**Instructions to follow**
Copy all lines that contain the word "right".

**Records for this exercise**
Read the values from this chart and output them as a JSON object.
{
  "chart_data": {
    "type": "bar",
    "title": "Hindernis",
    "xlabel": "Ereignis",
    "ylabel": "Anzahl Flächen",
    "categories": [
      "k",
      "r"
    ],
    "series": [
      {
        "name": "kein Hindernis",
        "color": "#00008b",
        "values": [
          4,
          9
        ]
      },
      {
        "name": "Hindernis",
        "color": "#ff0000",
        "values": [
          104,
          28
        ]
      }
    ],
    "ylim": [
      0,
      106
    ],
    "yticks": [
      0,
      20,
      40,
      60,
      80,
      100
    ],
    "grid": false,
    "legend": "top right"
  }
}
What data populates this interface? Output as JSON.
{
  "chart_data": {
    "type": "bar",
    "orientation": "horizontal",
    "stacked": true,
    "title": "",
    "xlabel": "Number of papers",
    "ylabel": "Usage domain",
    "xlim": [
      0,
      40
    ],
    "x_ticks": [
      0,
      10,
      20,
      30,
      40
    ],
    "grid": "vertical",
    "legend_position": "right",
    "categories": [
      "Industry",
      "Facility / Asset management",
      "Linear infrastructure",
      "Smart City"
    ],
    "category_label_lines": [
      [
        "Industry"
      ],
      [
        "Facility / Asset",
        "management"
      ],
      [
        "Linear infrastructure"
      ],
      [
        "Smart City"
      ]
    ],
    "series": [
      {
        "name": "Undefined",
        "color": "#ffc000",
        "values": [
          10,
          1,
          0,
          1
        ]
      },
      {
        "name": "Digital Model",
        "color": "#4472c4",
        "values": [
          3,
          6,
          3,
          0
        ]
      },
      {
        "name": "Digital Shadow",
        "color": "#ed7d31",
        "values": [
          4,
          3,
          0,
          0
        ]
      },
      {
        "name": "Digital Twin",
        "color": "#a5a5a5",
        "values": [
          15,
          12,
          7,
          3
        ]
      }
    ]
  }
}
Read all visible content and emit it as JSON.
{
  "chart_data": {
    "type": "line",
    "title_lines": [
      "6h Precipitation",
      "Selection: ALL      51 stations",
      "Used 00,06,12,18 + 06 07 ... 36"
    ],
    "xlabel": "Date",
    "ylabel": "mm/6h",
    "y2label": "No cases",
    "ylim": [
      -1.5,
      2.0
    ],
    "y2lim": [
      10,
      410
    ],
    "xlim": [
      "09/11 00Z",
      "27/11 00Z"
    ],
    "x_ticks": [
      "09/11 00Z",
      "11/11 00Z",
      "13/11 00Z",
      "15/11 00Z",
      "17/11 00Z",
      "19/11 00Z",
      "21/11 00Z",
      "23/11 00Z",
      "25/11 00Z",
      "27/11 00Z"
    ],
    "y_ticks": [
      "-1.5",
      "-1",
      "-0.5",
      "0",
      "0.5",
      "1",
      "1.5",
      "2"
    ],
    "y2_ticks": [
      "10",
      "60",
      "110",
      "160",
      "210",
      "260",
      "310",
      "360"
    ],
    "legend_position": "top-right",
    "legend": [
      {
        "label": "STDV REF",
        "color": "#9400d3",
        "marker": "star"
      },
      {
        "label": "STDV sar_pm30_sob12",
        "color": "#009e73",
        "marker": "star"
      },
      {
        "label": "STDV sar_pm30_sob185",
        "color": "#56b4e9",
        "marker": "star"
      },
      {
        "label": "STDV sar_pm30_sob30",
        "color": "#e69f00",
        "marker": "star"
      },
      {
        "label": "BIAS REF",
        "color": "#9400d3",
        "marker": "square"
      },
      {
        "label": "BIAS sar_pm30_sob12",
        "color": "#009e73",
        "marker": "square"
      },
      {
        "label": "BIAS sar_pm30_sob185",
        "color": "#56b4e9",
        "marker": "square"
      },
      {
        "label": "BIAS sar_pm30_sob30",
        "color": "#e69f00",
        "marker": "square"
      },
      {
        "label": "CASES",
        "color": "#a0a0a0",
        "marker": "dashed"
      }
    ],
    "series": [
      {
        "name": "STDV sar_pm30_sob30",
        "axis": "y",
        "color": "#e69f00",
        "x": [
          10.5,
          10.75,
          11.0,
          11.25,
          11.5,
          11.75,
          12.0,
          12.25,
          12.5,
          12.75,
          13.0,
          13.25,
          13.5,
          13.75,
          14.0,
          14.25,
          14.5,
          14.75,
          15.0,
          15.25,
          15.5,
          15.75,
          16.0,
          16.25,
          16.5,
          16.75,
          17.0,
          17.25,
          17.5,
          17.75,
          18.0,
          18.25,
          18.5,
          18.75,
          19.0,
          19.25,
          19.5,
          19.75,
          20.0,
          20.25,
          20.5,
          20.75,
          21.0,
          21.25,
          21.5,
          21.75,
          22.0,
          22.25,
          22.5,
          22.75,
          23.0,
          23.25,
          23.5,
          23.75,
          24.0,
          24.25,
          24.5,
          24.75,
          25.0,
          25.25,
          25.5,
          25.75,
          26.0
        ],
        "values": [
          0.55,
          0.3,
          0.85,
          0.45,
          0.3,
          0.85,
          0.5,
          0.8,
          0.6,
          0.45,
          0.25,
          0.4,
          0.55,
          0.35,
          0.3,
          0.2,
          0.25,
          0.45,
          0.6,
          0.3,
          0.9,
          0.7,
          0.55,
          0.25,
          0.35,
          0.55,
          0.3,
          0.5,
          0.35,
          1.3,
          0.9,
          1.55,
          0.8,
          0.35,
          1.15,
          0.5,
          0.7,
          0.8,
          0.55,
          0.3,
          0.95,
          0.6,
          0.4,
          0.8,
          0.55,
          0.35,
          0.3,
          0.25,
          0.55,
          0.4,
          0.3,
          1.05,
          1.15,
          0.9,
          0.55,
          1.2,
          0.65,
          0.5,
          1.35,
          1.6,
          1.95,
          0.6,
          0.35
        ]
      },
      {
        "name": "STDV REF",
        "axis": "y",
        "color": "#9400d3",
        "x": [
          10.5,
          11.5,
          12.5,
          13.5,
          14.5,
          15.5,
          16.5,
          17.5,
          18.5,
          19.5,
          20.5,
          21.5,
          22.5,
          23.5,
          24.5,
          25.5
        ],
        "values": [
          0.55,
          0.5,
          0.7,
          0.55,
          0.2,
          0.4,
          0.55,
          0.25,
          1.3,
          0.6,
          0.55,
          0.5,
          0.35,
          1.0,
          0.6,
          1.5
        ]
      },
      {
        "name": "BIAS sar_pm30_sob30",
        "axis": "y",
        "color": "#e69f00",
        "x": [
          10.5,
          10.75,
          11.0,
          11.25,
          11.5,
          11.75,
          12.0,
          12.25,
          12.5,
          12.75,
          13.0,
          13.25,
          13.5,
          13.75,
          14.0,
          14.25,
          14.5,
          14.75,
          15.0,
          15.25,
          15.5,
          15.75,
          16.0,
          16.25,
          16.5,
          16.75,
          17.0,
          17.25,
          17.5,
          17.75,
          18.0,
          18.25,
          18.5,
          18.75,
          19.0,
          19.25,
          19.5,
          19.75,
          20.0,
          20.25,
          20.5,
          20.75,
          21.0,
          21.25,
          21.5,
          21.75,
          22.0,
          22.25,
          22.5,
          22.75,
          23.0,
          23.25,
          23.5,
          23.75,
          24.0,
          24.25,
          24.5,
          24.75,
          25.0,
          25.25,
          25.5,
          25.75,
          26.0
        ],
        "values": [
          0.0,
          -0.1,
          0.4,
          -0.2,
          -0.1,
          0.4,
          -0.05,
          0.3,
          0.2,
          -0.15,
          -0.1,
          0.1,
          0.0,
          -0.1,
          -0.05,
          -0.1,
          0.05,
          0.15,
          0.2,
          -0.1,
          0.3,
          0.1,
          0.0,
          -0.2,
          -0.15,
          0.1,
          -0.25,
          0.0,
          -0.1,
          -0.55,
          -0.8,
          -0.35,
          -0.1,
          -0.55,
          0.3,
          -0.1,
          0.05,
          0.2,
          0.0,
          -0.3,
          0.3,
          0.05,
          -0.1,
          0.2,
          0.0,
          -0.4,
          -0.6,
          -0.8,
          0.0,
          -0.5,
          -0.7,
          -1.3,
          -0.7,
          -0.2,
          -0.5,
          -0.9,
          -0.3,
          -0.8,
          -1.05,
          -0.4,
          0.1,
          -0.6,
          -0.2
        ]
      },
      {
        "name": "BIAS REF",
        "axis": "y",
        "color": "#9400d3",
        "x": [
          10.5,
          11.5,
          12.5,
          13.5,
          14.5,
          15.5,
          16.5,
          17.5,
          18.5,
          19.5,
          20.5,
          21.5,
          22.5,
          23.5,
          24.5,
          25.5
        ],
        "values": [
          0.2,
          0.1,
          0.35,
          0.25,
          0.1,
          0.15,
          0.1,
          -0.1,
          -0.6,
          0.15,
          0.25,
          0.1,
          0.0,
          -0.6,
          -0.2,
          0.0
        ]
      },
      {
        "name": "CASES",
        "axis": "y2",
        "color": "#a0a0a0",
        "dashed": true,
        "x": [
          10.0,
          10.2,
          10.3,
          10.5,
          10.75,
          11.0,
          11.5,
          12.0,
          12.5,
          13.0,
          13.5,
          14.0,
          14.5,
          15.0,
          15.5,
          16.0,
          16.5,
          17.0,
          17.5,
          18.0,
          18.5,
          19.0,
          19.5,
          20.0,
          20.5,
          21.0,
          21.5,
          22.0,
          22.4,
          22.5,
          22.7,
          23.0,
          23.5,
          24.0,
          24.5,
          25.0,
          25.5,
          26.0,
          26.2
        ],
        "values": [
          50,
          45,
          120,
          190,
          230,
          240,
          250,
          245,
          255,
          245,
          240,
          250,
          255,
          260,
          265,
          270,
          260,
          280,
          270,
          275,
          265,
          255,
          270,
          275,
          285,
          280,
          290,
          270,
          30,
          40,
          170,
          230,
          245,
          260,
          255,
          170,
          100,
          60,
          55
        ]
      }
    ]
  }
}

**Full solution**
    "legend": "top right"
    "legend_position": "right",
    "legend_position": "top-right",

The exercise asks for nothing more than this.